++++ Records shown ++++

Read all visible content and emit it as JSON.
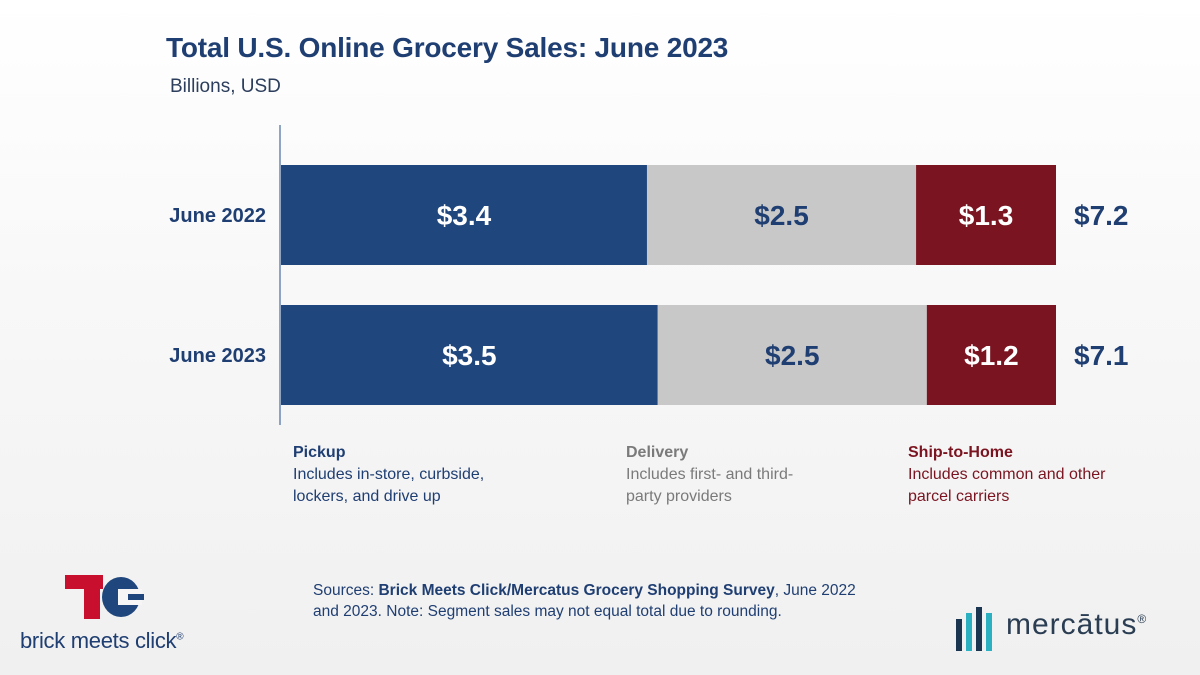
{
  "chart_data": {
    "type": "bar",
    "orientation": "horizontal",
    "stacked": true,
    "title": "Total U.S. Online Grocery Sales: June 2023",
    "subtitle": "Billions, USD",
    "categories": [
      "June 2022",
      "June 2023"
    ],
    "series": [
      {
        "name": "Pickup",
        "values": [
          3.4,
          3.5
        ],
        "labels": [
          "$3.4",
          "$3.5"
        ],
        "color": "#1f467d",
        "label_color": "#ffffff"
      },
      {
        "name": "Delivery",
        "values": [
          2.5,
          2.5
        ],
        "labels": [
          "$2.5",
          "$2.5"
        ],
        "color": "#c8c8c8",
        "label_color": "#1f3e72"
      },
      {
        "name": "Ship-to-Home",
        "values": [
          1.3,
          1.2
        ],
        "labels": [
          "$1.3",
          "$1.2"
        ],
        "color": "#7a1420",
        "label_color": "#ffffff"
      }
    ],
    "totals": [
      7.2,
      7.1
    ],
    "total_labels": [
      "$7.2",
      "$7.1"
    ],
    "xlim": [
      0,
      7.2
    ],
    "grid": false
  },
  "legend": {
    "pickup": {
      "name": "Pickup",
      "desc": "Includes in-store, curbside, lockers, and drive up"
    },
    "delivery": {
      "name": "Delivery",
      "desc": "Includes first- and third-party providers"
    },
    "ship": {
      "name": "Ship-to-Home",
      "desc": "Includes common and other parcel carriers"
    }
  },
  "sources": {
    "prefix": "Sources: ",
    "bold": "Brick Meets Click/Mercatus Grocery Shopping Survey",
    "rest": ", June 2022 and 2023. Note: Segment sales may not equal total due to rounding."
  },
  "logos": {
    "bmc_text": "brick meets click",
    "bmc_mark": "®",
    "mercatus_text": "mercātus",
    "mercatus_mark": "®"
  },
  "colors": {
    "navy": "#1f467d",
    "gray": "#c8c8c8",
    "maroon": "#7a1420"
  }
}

++++

◆ **Required task**: Leave out the pictures and restate everything else word for word.

◆ **Result of the task**:
Read all visible content and emit it as JSON.
{
  "chart_data": {
    "type": "bar",
    "orientation": "horizontal",
    "stacked": true,
    "title": "Total U.S. Online Grocery Sales: June 2023",
    "subtitle": "Billions, USD",
    "categories": [
      "June 2022",
      "June 2023"
    ],
    "series": [
      {
        "name": "Pickup",
        "values": [
          3.4,
          3.5
        ],
        "labels": [
          "$3.4",
          "$3.5"
        ],
        "color": "#1f467d",
        "label_color": "#ffffff"
      },
      {
        "name": "Delivery",
        "values": [
          2.5,
          2.5
        ],
        "labels": [
          "$2.5",
          "$2.5"
        ],
        "color": "#c8c8c8",
        "label_color": "#1f3e72"
      },
      {
        "name": "Ship-to-Home",
        "values": [
          1.3,
          1.2
        ],
        "labels": [
          "$1.3",
          "$1.2"
        ],
        "color": "#7a1420",
        "label_color": "#ffffff"
      }
    ],
    "totals": [
      7.2,
      7.1
    ],
    "total_labels": [
      "$7.2",
      "$7.1"
    ],
    "xlim": [
      0,
      7.2
    ],
    "grid": false
  },
  "legend": {
    "pickup": {
      "name": "Pickup",
      "desc": "Includes in-store, curbside, lockers, and drive up"
    },
    "delivery": {
      "name": "Delivery",
      "desc": "Includes first- and third-party providers"
    },
    "ship": {
      "name": "Ship-to-Home",
      "desc": "Includes common and other parcel carriers"
    }
  },
  "sources": {
    "prefix": "Sources: ",
    "bold": "Brick Meets Click/Mercatus Grocery Shopping Survey",
    "rest": ", June 2022 and 2023. Note: Segment sales may not equal total due to rounding."
  },
  "logos": {
    "bmc_text": "brick meets click",
    "bmc_mark": "®",
    "mercatus_text": "mercātus",
    "mercatus_mark": "®"
  },
  "colors": {
    "navy": "#1f467d",
    "gray": "#c8c8c8",
    "maroon": "#7a1420"
  }
}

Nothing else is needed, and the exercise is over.